EXERCISE AIM - State how many lines of the entries below hold the word "дейміз"; reply with nothing but the number.

DATASET CONTENT -
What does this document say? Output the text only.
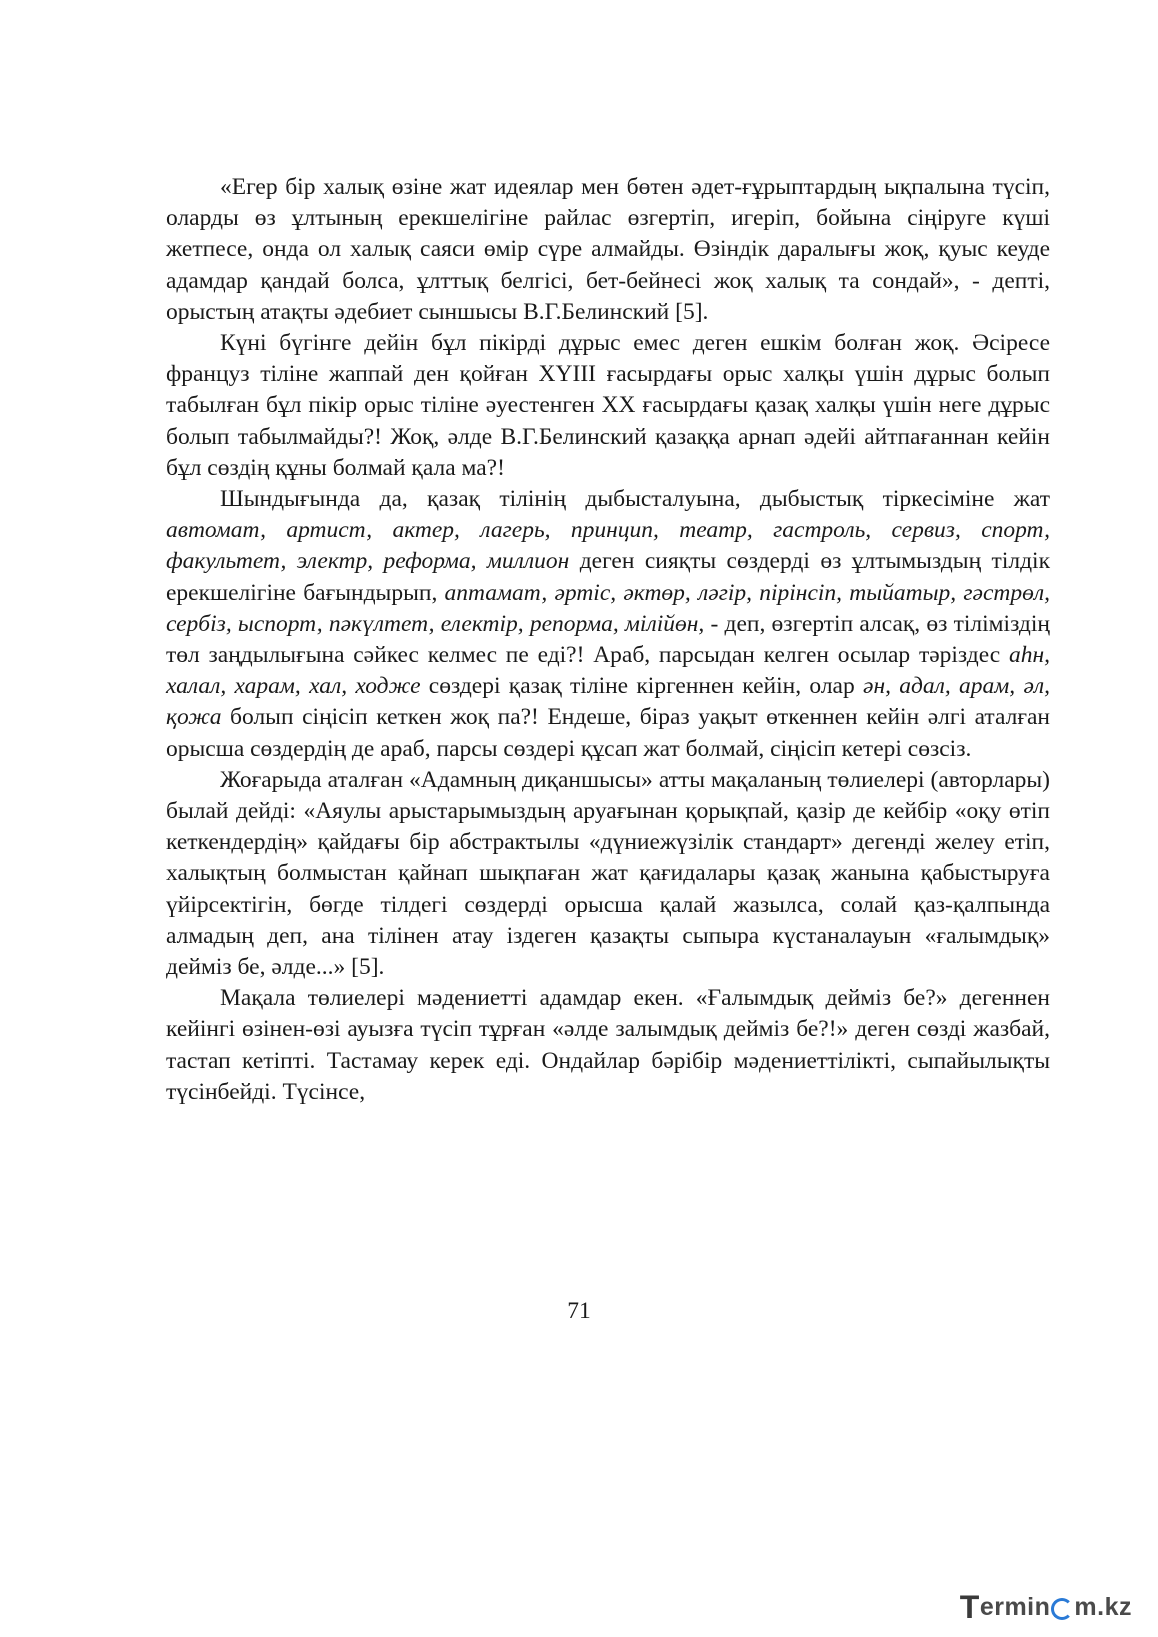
«Егер бір халық өзіне жат идеялар мен бөтен әдет-ғұрыптардың ықпалына түсіп, оларды өз ұлтының ерекшелігіне райлас өзгертіп, игеріп, бойына сіңіруге күші жетпесе, онда ол халық саяси өмір сүре алмайды. Өзіндік даралығы жоқ, қуыс кеуде адамдар қандай болса, ұлттық белгісі, бет-бейнесі жоқ халық та сондай», - депті, орыстың атақты әдебиет сыншысы В.Г.Белинский [5].

Күні бүгінге дейін бұл пікірді дұрыс емес деген ешкім болған жоқ. Әсіресе француз тіліне жаппай ден қойған ХҮІІІ ғасырдағы орыс халқы үшін дұрыс болып табылған бұл пікір орыс тіліне әуестенген ХХ ғасырдағы қазақ халқы үшін неге дұрыс болып табылмайды?! Жоқ, әлде В.Г.Белинский қазаққа арнап әдейі айтпағаннан кейін бұл сөздің құны болмай қала ма?!

Шындығында да, қазақ тілінің дыбысталуына, дыбыстық тіркесіміне жат автомат, артист, актер, лагерь, принцип, театр, гастроль, сервиз, спорт, факультет, электр, реформа, миллион деген сияқты сөздерді өз ұлтымыздың тілдік ерекшелігіне бағындырып, аптамат, әртіс, әктөр, ләгір, пірінсіп, тыйатыр, гәстрөл, сербіз, ыспорт, пәкүлтет, електір, репорма, мілійөн, - деп, өзгертіп алсақ, өз тіліміздің төл заңдылығына сәйкес келмес пе еді?! Араб, парсыдан келген осылар тәріздес аһн, халал, харам, хал, ходже сөздері қазақ тіліне кіргеннен кейін, олар ән, адал, арам, әл, қожа болып сіңісіп кеткен жоқ па?! Ендеше, біраз уақыт өткеннен кейін әлгі аталған орысша сөздердің де араб, парсы сөздері құсап жат болмай, сіңісіп кетері сөзсіз.

Жоғарыда аталған «Адамның диқаншысы» атты мақаланың төлиелері (авторлары) былай дейді: «Аяулы арыстарымыздың аруағынан қорықпай, қазір де кейбір «оқу өтіп кеткендердің» қайдағы бір абстрактылы «дүниежүзілік стандарт» дегенді желеу етіп, халықтың болмыстан қайнап шықпаған жат қағидалары қазақ жанына қабыстыруға үйірсектігін, бөгде тілдегі сөздерді орысша қалай жазылса, солай қаз-қалпында алмадың деп, ана тілінен атау іздеген қазақты сыпыра күстаналауын «ғалымдық» дейміз бе, әлде...» [5].

Мақала төлиелері мәдениетті адамдар екен. «Ғалымдық дейміз бе?» дегеннен кейінгі өзінен-өзі ауызға түсіп тұрған «әлде залымдық дейміз бе?!» деген сөзді жазбай, тастап кетіпті. Тастамау керек еді. Ондайлар бәрібір мәдениеттілікті, сыпайылықты түсінбейді. Түсінсе,

71
T ermin m.kz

COMPLETED TASK - 2